# Infrastructure

The Architecture and Tools section defines what we want to build and why. This section defines how we build and operate it. Every component described here supports the analytical workloads, governance, and developer experience goals outlined in the executive summary.

# Design Principles

  1. Infrastructure as Code - All resources are managed via Terraform. No manual provisioning in the GCP console for anything that lives beyond a spike. Reproducibility and auditability come from version-controlled definitions.
  2. Multi-project readiness - Wave-1 collapses to a single GCP project (poc-ume-data), but every Terraform module accepts project IDs as variables. When production brings dedicated projects, only tfvars change.
  3. Layered separation - Global layers (bootstrap, platform-shared) are distinct from per-environment stacks (base, k8s-base, runtime). Each stack has its own state file and blast radius.

● Set of tasks
1 – Answer these questions using the infrastructure text:
(a) Which tool manages all resources?
(b) What single GCP project does Wave-1 collapse to?
(c) Which two layers are named as global?
2 – Give a continuation of the infrastructure text that picks up right after its last sentence.
The entries play no part in this work.

Entries taken from a collection:
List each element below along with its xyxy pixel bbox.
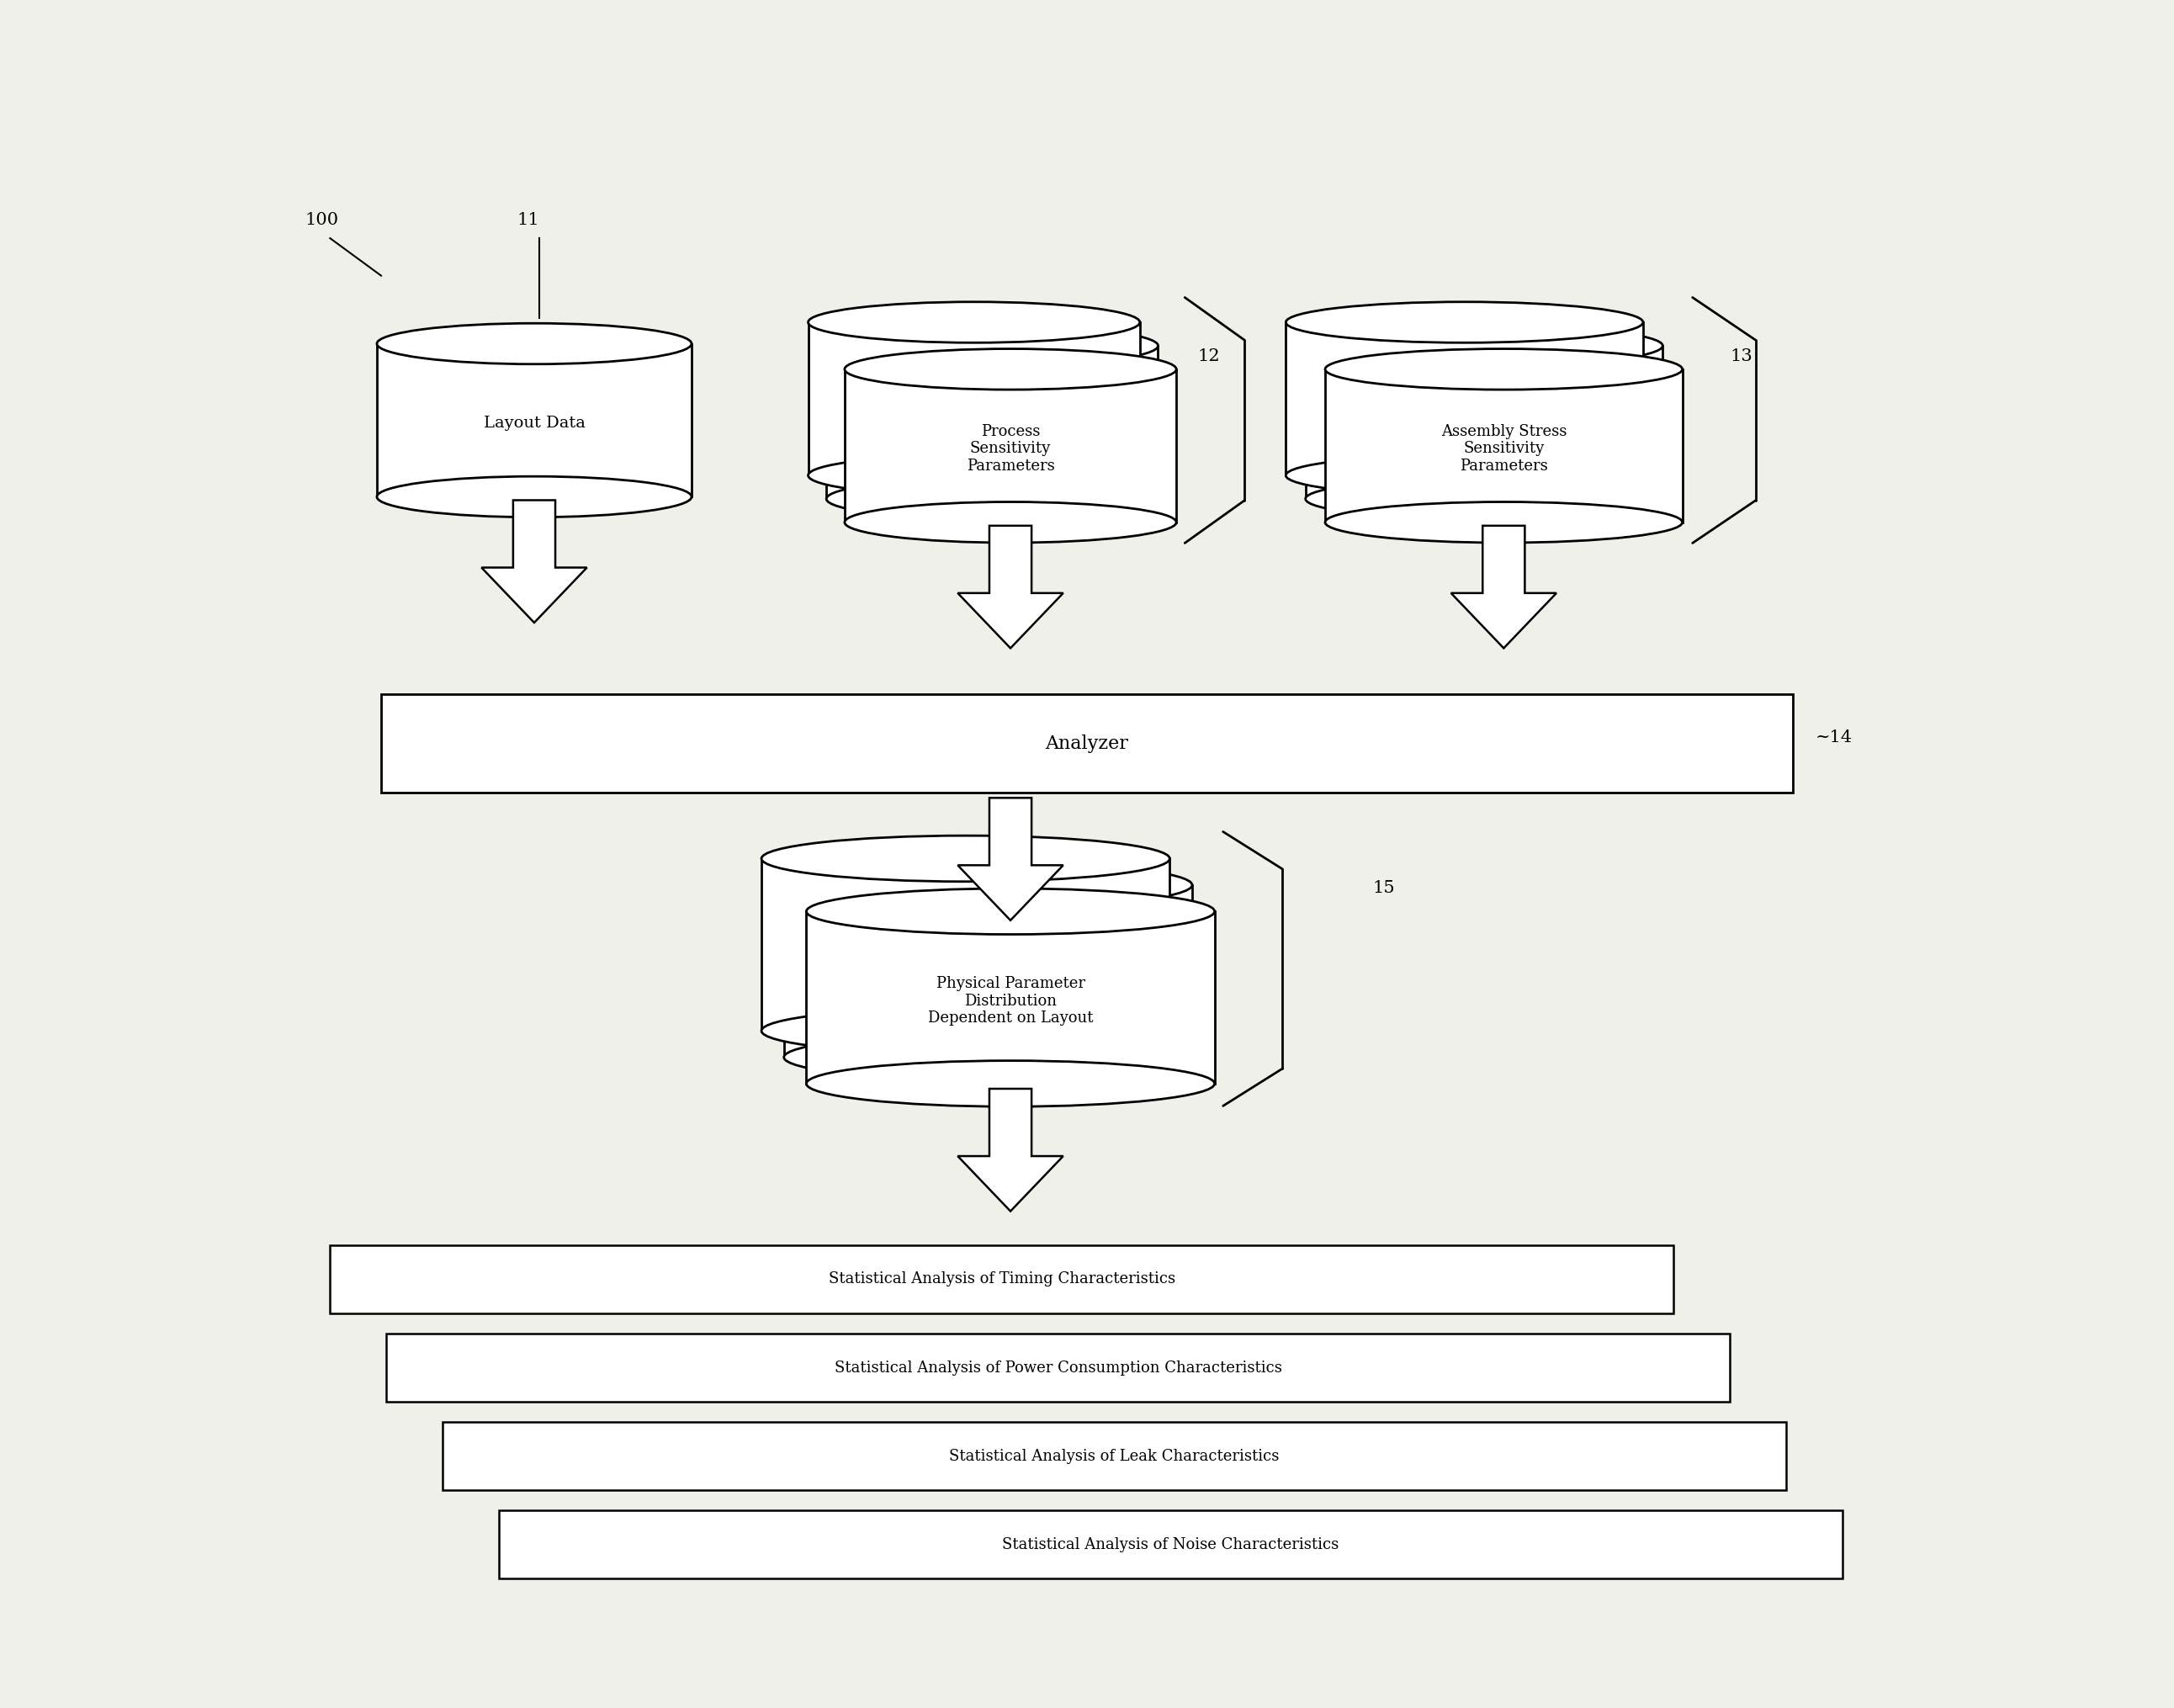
Ellipse shape — [807, 888, 1215, 934]
Ellipse shape — [809, 302, 1139, 343]
FancyBboxPatch shape — [387, 1334, 1731, 1402]
Text: Statistical Analysis of Noise Characteristics: Statistical Analysis of Noise Characteri… — [1002, 1537, 1339, 1553]
Ellipse shape — [1304, 325, 1663, 366]
Ellipse shape — [785, 863, 1191, 909]
Polygon shape — [376, 343, 691, 497]
Ellipse shape — [807, 1061, 1215, 1107]
FancyBboxPatch shape — [498, 1510, 1841, 1578]
Ellipse shape — [785, 1035, 1191, 1079]
Text: 15: 15 — [1372, 881, 1396, 897]
Polygon shape — [1326, 369, 1683, 523]
Text: Statistical Analysis of Leak Characteristics: Statistical Analysis of Leak Characteris… — [950, 1448, 1278, 1464]
FancyBboxPatch shape — [330, 1245, 1674, 1313]
Ellipse shape — [846, 348, 1176, 389]
Ellipse shape — [761, 1008, 1170, 1054]
FancyBboxPatch shape — [380, 693, 1794, 793]
Polygon shape — [1304, 345, 1663, 499]
Polygon shape — [480, 500, 587, 623]
FancyBboxPatch shape — [441, 1423, 1787, 1489]
Polygon shape — [807, 912, 1215, 1083]
Text: 13: 13 — [1731, 348, 1752, 364]
Text: 100: 100 — [304, 212, 339, 227]
Ellipse shape — [376, 477, 691, 518]
Polygon shape — [959, 798, 1063, 921]
Polygon shape — [826, 345, 1159, 499]
Text: Layout Data: Layout Data — [483, 415, 585, 430]
Polygon shape — [761, 859, 1170, 1032]
Text: ~14: ~14 — [1815, 729, 1852, 745]
Text: Process
Sensitivity
Parameters: Process Sensitivity Parameters — [967, 424, 1054, 473]
Polygon shape — [846, 369, 1176, 523]
Text: 11: 11 — [517, 212, 539, 227]
Text: Assembly Stress
Sensitivity
Parameters: Assembly Stress Sensitivity Parameters — [1441, 424, 1567, 473]
Ellipse shape — [376, 323, 691, 364]
Polygon shape — [959, 526, 1063, 647]
Text: Statistical Analysis of Timing Characteristics: Statistical Analysis of Timing Character… — [828, 1272, 1176, 1286]
Polygon shape — [959, 1088, 1063, 1211]
Ellipse shape — [1326, 348, 1683, 389]
Ellipse shape — [809, 454, 1139, 495]
Polygon shape — [809, 323, 1139, 475]
Text: Analyzer: Analyzer — [1046, 734, 1128, 753]
Ellipse shape — [1326, 502, 1683, 543]
Ellipse shape — [1285, 454, 1644, 495]
Ellipse shape — [1285, 302, 1644, 343]
Text: Physical Parameter
Distribution
Dependent on Layout: Physical Parameter Distribution Dependen… — [928, 975, 1094, 1027]
Polygon shape — [785, 885, 1191, 1057]
Ellipse shape — [1304, 478, 1663, 519]
Ellipse shape — [761, 835, 1170, 881]
Text: 12: 12 — [1198, 348, 1220, 364]
Text: Statistical Analysis of Power Consumption Characteristics: Statistical Analysis of Power Consumptio… — [835, 1360, 1283, 1375]
Ellipse shape — [826, 325, 1159, 366]
Ellipse shape — [826, 478, 1159, 519]
Ellipse shape — [846, 502, 1176, 543]
Polygon shape — [1285, 323, 1644, 475]
Polygon shape — [1450, 526, 1557, 647]
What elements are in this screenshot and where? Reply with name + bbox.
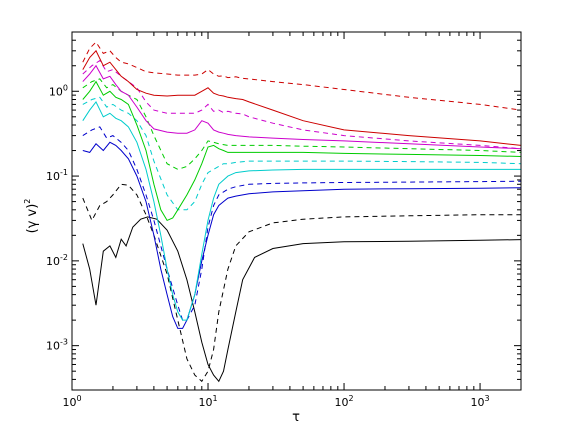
- x-tick-label-exp: 1: [212, 394, 217, 403]
- y-tick-label-exp: -1: [60, 168, 68, 177]
- y-tick-label: 10-1: [46, 168, 68, 183]
- x-tick-label-base: 10: [471, 396, 485, 409]
- y-tick-label-exp: 0: [63, 83, 68, 92]
- x-tick-label-base: 10: [334, 396, 348, 409]
- series-line-7: [82, 80, 521, 222]
- y-tick-label: 10-3: [46, 338, 68, 353]
- x-tick-label-exp: 3: [485, 394, 490, 403]
- y-tick-label: 10-2: [46, 253, 68, 268]
- x-tick-label: 103: [471, 394, 490, 409]
- series-line-10: [82, 59, 521, 150]
- y-axis-label: (γ v)2: [23, 199, 40, 234]
- plot-frame: [71, 31, 522, 391]
- series-line-1: [82, 216, 521, 383]
- x-tick-label: 100: [62, 394, 81, 409]
- series-line-11: [82, 49, 521, 146]
- y-tick-label-base: 10: [46, 255, 60, 268]
- x-axis-label: τ: [292, 410, 300, 425]
- x-tick-label-base: 10: [198, 396, 212, 409]
- series-line-3: [82, 141, 521, 329]
- series-line-9: [82, 64, 521, 150]
- y-tick-label: 100: [49, 83, 68, 98]
- y-tick-label-exp: -2: [60, 253, 68, 262]
- series-line-6: [82, 96, 521, 211]
- y-axis-label-base: (γ v): [25, 204, 40, 234]
- y-tick-label-base: 10: [46, 170, 60, 183]
- y-axis-label-exp: 2: [23, 199, 32, 204]
- y-tick-label-exp: -3: [60, 338, 68, 347]
- tick-layer: [71, 31, 522, 391]
- series-line-2: [82, 183, 521, 383]
- x-tick-label-exp: 2: [348, 394, 353, 403]
- series-line-5: [82, 100, 521, 321]
- series-line-4: [82, 126, 521, 321]
- x-tick-label: 102: [334, 394, 353, 409]
- x-tick-label-exp: 0: [76, 394, 81, 403]
- series-line-8: [82, 78, 521, 170]
- y-tick-label-base: 10: [46, 340, 60, 353]
- x-tick-label: 101: [198, 394, 217, 409]
- x-tick-label-base: 10: [62, 396, 76, 409]
- y-tick-label-base: 10: [49, 85, 63, 98]
- series-layer: [82, 41, 521, 383]
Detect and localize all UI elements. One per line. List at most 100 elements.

● Exercise responses
1 –
(a) Terraform
(b) poc-ume-data
(c) bootstrap and platform-shared

2 –
  4. Prefer managed services, but own what matters - We use GCP-managed offerings (Cloud SQL, GKE, Certificate Manager, Managed Prometheus) wherever the cost-to-ops tradeoff is favorable. Airflow is self-hosted on GKE (Cloud Composer's 4-5x cost premium is not justified for dev). We self-host Kafka (Strimzi) and OpenSearch on GKE where managed pricing is prohibitive or vendor lock-in is unacceptable.
  5. Cost awareness from day one - Mandatory resource labels (env, layer, service, owner, cost_center) on every Terraform-managed resource. Budget alerts on every project. Per-service cost attribution is a future enhancement, but the groundwork is laid now.
  6. No long-lived credentials - Workload Identity Federation for CI/CD. Cloud SQL IAM authentication for service accounts. Secret Manager for anything that must be a secret. No service-account key files.
  7. Zero-downtime operations - GKE surge upgrades, PodDisruptionBudgets, topology spreading, and maintenance windows ensure that platform upgrades do not interrupt workloads.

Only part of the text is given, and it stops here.